___ MATERIAL TO PROCESS

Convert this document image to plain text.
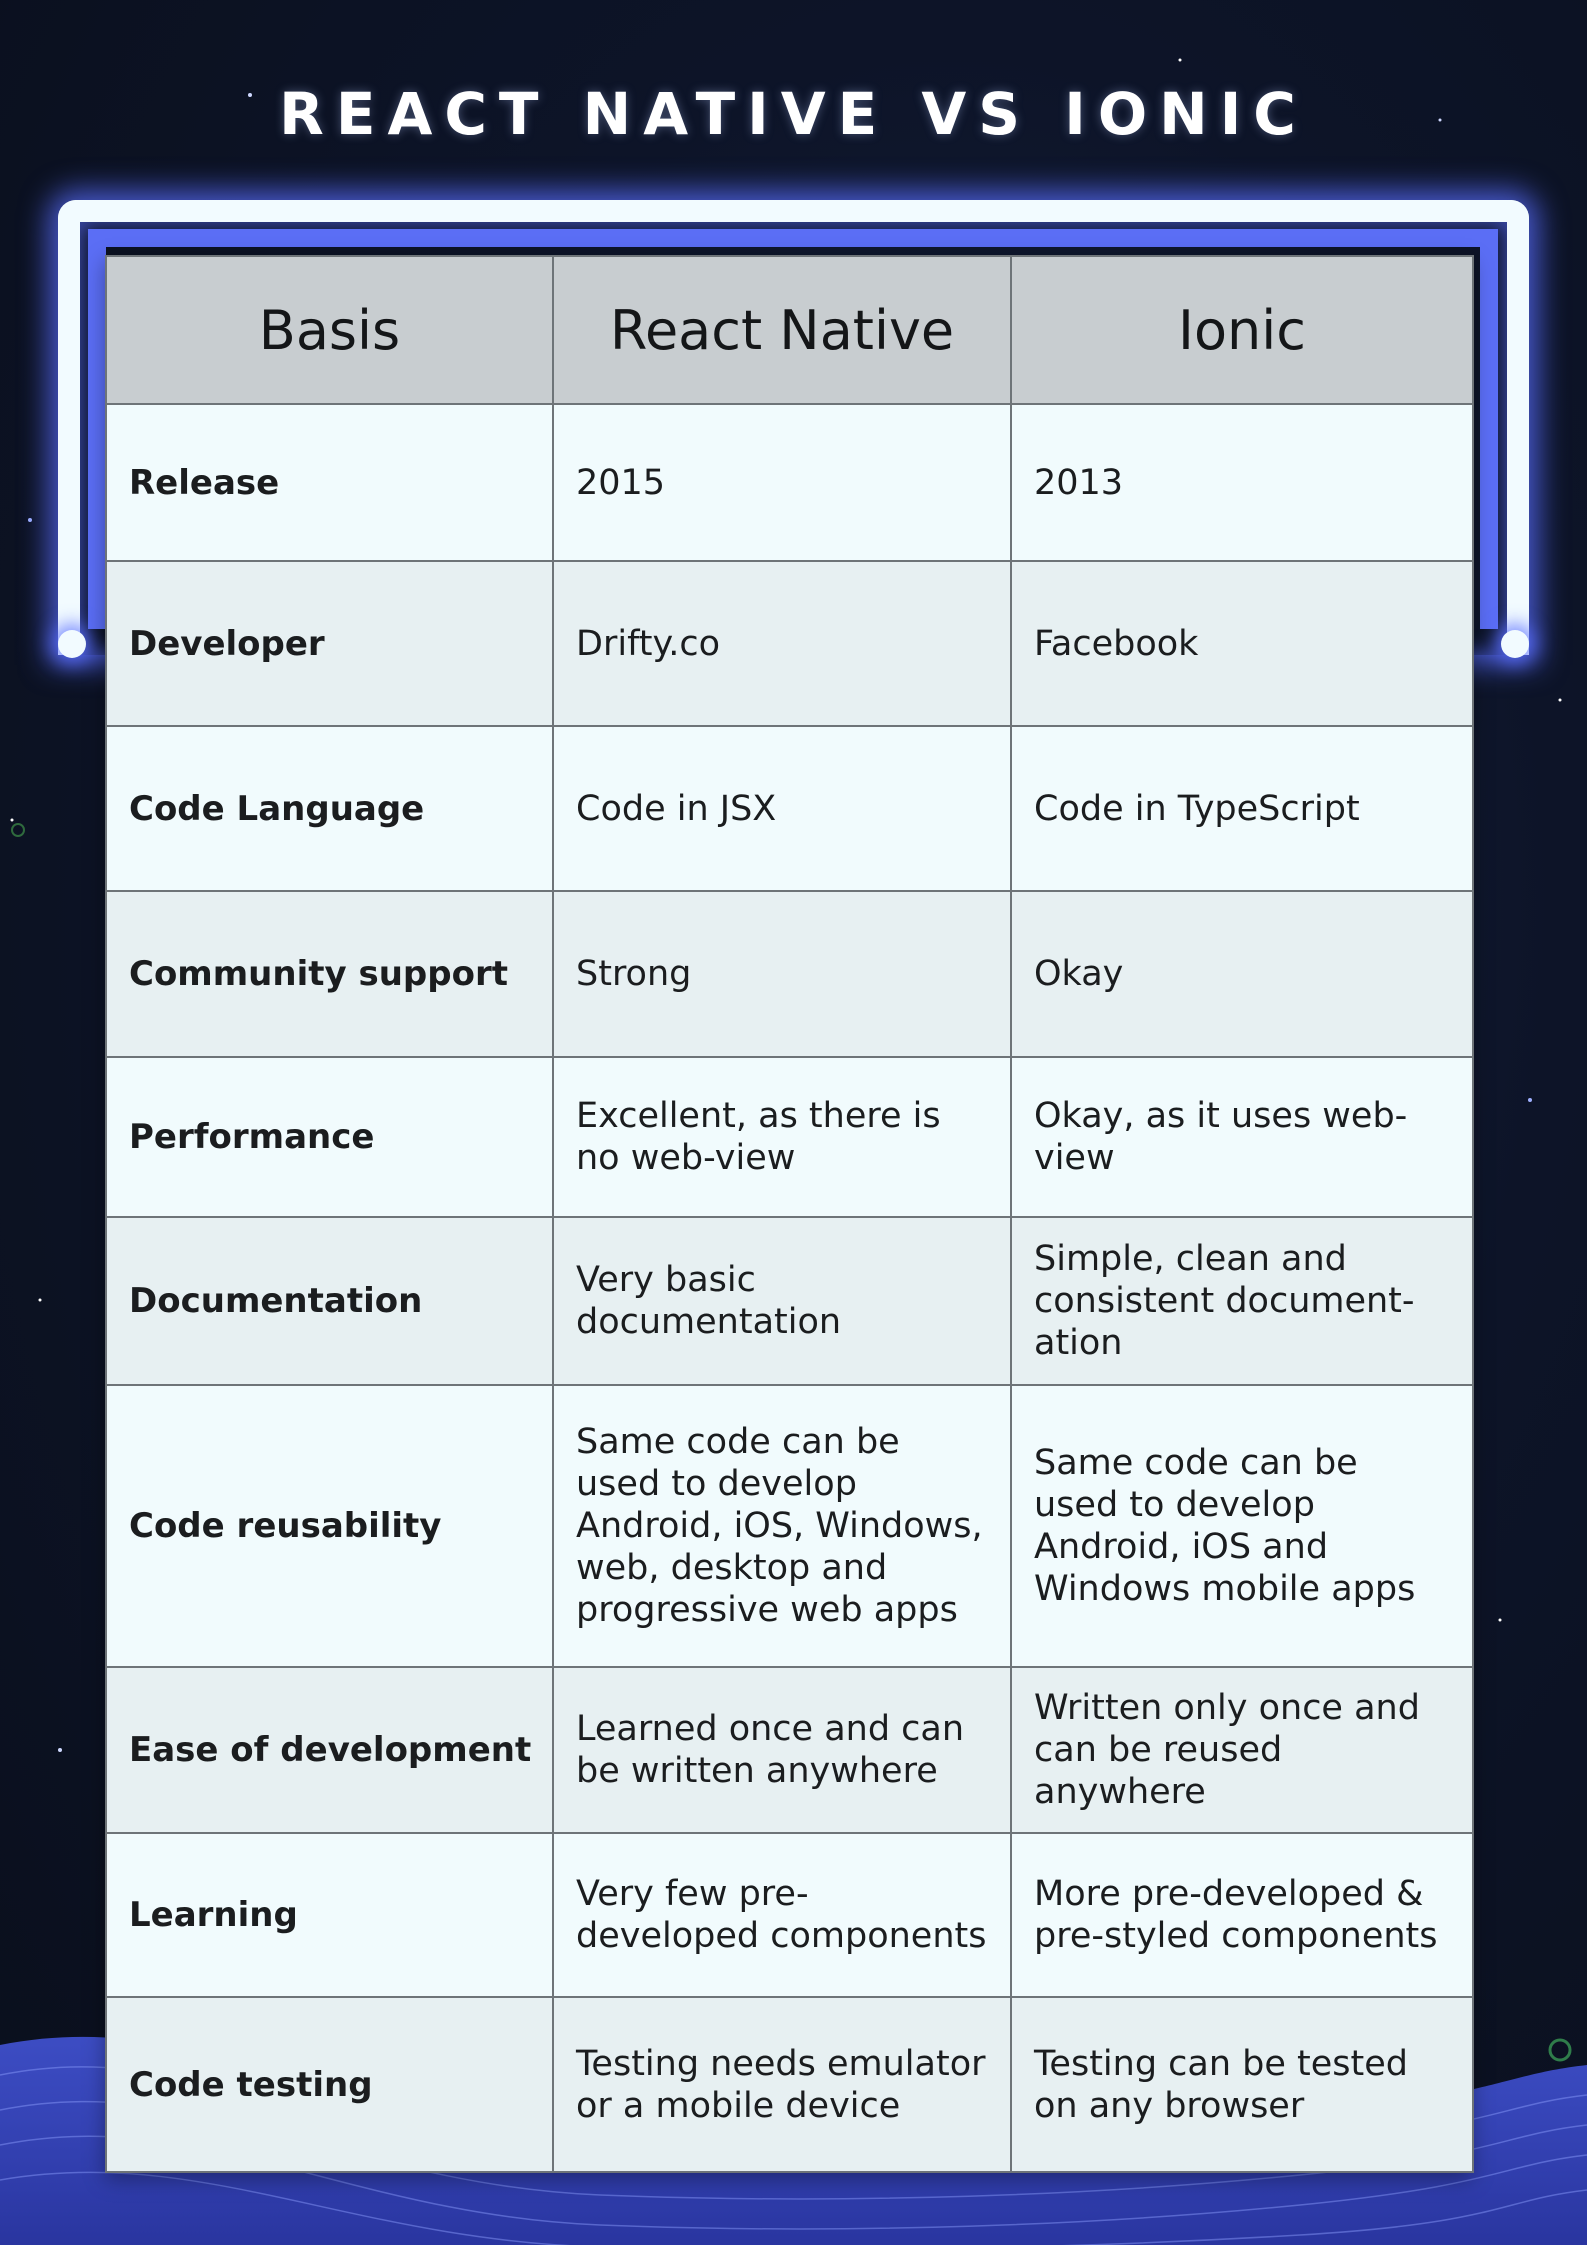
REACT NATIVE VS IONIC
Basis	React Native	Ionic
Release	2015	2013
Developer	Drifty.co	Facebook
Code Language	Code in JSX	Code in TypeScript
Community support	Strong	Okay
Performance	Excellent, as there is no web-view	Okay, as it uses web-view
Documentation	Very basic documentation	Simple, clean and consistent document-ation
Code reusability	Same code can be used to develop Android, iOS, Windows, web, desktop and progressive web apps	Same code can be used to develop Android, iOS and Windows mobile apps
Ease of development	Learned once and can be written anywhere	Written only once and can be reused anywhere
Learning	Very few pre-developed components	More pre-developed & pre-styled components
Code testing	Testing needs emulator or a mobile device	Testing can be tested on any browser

______

WORK INSTRUCTIONS: Without the pictures, repeat the listing above exactly.

EXPECTED ANSWER:
Convert this document image to plain text.
REACT NATIVE VS IONIC
Basis	React Native	Ionic
Release	2015	2013
Developer	Drifty.co	Facebook
Code Language	Code in JSX	Code in TypeScript
Community support	Strong	Okay
Performance	Excellent, as there is no web-view	Okay, as it uses web-view
Documentation	Very basic documentation	Simple, clean and consistent document-ation
Code reusability	Same code can be used to develop Android, iOS, Windows, web, desktop and progressive web apps	Same code can be used to develop Android, iOS and Windows mobile apps
Ease of development	Learned once and can be written anywhere	Written only once and can be reused anywhere
Learning	Very few pre-developed components	More pre-developed & pre-styled components
Code testing	Testing needs emulator or a mobile device	Testing can be tested on any browser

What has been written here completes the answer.